(Beginning of Given records)
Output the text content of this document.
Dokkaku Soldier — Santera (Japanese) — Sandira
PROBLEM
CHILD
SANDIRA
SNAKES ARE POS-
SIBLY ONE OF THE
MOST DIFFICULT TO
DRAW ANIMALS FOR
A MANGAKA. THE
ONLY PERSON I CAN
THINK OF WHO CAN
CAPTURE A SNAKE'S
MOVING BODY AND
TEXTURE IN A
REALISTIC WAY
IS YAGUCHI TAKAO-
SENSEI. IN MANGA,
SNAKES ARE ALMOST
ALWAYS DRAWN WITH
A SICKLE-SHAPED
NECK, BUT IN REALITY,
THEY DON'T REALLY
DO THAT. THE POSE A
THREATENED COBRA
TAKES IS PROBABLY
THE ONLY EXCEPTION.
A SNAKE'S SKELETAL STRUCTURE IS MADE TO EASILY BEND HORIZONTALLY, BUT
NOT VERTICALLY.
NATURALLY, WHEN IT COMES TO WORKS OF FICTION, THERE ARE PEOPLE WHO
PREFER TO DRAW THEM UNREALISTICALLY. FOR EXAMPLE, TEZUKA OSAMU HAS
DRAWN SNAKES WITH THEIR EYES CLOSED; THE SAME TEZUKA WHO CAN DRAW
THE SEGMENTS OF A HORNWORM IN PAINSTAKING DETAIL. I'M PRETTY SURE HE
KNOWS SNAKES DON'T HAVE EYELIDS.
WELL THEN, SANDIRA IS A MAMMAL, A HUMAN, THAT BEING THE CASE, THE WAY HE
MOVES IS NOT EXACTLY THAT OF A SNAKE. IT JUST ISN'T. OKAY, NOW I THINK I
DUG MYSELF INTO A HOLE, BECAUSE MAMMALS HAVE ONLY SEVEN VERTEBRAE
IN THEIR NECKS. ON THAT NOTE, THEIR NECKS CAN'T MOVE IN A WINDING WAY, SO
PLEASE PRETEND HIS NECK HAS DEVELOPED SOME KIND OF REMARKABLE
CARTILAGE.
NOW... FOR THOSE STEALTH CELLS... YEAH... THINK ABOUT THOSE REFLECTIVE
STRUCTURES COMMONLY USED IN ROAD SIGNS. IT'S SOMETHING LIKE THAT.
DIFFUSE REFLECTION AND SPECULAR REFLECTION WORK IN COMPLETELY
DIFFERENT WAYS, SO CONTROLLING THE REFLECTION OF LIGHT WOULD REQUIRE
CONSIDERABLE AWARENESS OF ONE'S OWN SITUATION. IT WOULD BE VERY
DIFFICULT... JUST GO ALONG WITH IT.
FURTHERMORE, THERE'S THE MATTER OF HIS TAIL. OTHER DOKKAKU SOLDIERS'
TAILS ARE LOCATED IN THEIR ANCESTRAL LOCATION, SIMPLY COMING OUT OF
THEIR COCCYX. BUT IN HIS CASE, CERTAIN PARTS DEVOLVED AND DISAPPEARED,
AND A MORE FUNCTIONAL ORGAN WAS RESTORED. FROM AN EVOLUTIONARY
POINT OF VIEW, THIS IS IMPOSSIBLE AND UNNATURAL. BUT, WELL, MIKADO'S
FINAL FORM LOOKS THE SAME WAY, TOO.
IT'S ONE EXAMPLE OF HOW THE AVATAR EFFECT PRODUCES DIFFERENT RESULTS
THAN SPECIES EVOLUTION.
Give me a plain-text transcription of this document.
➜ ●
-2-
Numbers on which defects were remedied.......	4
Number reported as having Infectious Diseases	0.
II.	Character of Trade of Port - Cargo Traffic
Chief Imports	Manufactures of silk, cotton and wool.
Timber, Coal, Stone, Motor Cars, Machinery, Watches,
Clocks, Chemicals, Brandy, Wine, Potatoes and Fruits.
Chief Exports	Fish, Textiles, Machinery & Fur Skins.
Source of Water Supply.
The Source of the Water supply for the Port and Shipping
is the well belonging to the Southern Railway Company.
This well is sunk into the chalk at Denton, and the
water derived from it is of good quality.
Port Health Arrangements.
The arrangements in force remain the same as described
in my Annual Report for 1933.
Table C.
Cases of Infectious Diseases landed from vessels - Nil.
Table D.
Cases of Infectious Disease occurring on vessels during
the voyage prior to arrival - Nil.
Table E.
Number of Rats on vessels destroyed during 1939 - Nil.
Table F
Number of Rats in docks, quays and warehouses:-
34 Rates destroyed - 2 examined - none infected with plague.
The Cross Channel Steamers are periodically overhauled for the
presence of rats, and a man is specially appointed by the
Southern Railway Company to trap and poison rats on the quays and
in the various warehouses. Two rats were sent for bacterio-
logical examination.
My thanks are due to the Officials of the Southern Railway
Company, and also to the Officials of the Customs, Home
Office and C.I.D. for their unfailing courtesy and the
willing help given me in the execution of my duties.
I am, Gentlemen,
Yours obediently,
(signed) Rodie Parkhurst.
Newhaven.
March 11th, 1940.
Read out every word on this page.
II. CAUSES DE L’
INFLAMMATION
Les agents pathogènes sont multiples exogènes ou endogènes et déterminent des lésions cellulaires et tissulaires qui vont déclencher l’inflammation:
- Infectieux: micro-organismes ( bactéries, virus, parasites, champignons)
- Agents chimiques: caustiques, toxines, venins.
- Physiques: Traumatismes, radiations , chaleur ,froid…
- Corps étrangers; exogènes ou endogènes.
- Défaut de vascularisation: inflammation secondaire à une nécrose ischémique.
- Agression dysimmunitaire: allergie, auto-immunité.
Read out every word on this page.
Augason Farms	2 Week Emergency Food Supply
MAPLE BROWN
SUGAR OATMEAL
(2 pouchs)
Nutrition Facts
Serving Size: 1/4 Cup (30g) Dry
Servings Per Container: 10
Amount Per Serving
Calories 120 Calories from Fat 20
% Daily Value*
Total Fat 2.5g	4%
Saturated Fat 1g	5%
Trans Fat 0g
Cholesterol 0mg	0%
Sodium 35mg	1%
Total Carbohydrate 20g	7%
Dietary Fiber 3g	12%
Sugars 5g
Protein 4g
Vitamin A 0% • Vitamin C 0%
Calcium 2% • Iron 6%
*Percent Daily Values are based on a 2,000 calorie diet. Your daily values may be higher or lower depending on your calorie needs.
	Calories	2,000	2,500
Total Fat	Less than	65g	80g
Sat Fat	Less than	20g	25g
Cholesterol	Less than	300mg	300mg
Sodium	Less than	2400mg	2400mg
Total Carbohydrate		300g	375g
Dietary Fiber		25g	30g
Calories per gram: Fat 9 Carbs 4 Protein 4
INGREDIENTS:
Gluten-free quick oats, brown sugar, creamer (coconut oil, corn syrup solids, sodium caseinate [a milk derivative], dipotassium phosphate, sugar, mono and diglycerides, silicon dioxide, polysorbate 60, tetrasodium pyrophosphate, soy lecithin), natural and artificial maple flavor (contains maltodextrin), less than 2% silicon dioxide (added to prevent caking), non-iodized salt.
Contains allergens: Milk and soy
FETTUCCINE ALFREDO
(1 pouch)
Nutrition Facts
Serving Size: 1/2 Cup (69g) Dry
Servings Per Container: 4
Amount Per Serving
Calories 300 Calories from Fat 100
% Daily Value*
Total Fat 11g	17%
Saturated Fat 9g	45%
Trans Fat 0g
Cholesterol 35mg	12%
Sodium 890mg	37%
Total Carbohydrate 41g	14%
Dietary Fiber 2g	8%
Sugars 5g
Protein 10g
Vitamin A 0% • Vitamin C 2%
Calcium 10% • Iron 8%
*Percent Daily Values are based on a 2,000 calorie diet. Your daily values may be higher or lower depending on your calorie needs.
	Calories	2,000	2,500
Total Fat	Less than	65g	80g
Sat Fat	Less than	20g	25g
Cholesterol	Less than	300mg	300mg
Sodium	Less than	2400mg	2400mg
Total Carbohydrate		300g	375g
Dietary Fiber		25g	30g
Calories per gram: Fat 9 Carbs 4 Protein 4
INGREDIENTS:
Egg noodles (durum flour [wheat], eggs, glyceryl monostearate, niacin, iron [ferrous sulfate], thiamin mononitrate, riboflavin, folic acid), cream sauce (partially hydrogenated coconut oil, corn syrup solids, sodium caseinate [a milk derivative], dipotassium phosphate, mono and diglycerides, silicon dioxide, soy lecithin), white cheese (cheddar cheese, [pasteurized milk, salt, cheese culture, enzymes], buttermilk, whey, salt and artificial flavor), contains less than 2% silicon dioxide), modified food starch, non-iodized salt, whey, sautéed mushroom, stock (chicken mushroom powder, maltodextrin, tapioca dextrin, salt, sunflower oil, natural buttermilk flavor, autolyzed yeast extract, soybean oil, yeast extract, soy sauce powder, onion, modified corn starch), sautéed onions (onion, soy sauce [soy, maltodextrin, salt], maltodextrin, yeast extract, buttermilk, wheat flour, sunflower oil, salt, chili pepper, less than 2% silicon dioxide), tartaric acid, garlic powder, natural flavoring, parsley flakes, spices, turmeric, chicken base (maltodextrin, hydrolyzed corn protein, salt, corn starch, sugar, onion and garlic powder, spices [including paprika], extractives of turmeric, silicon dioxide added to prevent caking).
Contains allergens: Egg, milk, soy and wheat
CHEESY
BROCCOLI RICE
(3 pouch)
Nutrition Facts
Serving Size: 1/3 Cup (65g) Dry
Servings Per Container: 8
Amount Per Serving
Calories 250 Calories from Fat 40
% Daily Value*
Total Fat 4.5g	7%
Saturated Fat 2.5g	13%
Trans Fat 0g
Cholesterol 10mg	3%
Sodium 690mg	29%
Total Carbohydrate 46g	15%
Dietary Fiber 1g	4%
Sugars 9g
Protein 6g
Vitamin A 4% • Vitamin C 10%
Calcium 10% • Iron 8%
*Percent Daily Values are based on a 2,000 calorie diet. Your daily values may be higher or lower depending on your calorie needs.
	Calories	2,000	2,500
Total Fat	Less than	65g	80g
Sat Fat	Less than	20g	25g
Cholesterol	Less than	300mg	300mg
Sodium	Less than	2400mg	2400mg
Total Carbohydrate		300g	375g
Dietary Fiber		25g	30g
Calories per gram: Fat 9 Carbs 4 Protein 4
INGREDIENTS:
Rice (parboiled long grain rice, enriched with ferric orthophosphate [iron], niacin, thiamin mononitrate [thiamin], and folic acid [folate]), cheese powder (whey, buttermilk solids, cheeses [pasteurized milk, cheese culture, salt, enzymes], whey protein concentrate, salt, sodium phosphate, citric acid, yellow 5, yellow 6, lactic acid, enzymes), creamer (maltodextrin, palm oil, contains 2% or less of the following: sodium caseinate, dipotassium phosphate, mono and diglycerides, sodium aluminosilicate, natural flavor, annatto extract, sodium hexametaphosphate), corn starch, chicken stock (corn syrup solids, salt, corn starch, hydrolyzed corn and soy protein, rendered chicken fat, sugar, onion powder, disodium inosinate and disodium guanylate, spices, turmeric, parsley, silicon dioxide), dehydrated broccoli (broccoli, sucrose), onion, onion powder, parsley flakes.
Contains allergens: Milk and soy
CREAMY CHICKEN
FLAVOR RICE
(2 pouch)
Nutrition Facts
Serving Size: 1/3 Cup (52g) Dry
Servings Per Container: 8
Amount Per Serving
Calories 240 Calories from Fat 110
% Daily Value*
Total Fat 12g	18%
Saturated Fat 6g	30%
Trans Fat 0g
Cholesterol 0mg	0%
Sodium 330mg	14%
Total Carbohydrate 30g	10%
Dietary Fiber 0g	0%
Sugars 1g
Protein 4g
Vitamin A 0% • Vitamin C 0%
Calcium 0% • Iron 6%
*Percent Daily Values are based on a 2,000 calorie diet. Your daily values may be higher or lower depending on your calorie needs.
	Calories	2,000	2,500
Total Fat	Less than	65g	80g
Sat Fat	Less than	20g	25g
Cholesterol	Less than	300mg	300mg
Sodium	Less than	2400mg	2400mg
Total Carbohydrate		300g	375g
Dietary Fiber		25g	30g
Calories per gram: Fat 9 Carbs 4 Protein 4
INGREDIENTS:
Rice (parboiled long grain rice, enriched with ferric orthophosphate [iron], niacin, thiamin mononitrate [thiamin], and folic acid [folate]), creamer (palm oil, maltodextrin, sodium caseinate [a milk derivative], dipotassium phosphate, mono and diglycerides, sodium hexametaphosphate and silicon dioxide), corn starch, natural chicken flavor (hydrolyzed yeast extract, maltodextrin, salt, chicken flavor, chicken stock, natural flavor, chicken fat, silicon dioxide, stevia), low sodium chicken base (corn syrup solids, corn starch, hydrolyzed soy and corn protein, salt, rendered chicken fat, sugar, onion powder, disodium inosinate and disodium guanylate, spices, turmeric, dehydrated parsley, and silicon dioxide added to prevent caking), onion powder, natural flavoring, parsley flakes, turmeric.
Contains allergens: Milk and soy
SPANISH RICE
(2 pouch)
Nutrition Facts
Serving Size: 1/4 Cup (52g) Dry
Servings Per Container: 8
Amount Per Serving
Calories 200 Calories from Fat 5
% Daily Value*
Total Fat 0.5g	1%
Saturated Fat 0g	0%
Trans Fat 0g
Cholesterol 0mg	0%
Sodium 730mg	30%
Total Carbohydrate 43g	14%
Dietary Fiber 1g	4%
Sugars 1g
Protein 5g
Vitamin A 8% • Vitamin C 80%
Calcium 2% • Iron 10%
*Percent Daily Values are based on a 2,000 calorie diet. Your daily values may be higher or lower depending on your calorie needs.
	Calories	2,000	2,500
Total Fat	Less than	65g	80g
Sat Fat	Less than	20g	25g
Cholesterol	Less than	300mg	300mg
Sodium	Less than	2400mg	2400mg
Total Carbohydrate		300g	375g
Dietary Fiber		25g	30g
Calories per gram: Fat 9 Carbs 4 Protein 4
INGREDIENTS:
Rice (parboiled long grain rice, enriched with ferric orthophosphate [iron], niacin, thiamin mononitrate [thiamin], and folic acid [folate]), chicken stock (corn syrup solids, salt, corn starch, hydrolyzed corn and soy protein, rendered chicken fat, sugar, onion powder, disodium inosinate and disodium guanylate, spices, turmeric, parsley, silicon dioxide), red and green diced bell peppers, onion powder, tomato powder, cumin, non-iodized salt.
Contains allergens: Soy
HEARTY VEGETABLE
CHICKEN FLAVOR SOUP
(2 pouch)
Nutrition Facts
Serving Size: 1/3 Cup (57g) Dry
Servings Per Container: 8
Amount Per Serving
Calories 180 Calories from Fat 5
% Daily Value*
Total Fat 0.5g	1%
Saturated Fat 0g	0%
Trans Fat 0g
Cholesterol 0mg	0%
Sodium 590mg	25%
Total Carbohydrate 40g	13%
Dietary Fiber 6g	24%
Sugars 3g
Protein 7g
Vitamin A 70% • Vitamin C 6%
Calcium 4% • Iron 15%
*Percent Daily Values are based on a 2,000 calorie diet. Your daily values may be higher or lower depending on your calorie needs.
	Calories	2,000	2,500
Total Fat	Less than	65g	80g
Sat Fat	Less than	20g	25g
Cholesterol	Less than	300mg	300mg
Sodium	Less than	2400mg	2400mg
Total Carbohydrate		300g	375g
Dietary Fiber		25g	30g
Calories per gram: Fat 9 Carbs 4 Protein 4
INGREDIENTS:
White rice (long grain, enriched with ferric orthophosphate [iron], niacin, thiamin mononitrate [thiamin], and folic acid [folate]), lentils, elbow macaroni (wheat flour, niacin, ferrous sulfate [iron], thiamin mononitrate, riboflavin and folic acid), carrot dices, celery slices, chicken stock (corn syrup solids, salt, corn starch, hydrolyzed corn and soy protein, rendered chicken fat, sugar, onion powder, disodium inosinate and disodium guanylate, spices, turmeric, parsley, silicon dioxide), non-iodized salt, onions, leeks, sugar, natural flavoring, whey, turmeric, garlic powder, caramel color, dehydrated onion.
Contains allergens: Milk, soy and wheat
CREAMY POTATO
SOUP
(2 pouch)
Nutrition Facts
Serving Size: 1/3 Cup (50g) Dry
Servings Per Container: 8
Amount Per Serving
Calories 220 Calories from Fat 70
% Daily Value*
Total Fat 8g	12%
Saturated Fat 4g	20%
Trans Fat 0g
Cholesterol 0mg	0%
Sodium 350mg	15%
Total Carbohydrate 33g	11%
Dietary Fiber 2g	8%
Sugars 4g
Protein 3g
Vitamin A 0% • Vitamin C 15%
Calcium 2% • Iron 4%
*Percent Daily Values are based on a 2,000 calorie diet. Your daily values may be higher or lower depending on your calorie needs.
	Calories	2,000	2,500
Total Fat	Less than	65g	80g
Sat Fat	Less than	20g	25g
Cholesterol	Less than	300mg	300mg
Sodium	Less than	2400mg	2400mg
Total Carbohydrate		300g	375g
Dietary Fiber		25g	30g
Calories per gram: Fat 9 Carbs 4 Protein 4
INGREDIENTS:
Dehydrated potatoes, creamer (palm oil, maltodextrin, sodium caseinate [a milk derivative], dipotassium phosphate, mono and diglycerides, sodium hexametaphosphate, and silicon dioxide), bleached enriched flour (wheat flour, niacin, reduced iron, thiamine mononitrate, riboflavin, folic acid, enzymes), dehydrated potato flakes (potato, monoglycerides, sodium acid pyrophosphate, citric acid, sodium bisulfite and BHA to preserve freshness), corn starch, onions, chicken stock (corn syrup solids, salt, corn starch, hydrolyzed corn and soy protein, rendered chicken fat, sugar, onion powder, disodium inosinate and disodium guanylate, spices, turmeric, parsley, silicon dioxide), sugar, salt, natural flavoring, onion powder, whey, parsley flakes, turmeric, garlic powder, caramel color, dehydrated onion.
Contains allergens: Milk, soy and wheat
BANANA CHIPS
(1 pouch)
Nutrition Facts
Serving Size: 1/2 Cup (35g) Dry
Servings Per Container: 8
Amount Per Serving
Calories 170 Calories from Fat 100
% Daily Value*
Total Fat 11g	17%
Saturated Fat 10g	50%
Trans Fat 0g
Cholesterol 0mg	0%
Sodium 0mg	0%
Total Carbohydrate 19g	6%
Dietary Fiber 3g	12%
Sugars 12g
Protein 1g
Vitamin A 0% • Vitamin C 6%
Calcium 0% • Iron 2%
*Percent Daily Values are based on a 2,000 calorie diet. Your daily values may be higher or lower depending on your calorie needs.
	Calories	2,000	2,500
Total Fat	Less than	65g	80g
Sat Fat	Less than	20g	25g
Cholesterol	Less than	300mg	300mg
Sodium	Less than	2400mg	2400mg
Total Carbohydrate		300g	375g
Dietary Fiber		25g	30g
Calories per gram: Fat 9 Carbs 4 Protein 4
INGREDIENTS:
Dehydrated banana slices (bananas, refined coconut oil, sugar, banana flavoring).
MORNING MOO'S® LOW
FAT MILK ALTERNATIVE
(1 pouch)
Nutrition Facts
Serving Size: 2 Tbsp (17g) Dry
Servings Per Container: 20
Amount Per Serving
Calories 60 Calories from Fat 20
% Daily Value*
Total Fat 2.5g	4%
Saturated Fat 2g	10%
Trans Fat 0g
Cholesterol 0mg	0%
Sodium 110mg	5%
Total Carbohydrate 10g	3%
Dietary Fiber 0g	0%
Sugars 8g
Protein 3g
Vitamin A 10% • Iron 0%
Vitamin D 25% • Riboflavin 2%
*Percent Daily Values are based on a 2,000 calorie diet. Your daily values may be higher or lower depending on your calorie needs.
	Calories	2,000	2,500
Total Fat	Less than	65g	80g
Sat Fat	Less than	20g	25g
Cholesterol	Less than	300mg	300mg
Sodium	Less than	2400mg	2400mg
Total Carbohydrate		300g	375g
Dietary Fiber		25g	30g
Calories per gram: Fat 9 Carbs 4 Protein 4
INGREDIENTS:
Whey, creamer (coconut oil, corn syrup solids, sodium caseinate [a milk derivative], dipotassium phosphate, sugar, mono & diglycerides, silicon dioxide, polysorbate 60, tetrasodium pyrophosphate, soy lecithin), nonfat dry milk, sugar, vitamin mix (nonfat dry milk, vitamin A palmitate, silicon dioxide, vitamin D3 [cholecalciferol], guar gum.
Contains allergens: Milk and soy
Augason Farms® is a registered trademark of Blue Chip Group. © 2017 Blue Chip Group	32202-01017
(End of Given records)
Among the lines above, return each one holding the string "slices".

=== Written reply ===
White rice (long grain, enriched with ferric orthophosphate [iron], niacin, thiamin mononitrate [thiamin], and folic acid [folate]), lentils, elbow macaroni (wheat flour, niacin, ferrous sulfate [iron], thiamin mononitrate, riboflavin and folic acid), carrot dices, celery slices, chicken stock (corn syrup solids, salt, corn starch, hydrolyzed corn and soy protein, rendered chicken fat, sugar, onion powder, disodium inosinate and disodium guanylate, spices, turmeric, parsley, silicon dioxide), non-iodized salt, onions, leeks, sugar, natural flavoring, whey, turmeric, garlic powder, caramel color, dehydrated onion.
Dehydrated banana slices (bananas, refined coconut oil, sugar, banana flavoring).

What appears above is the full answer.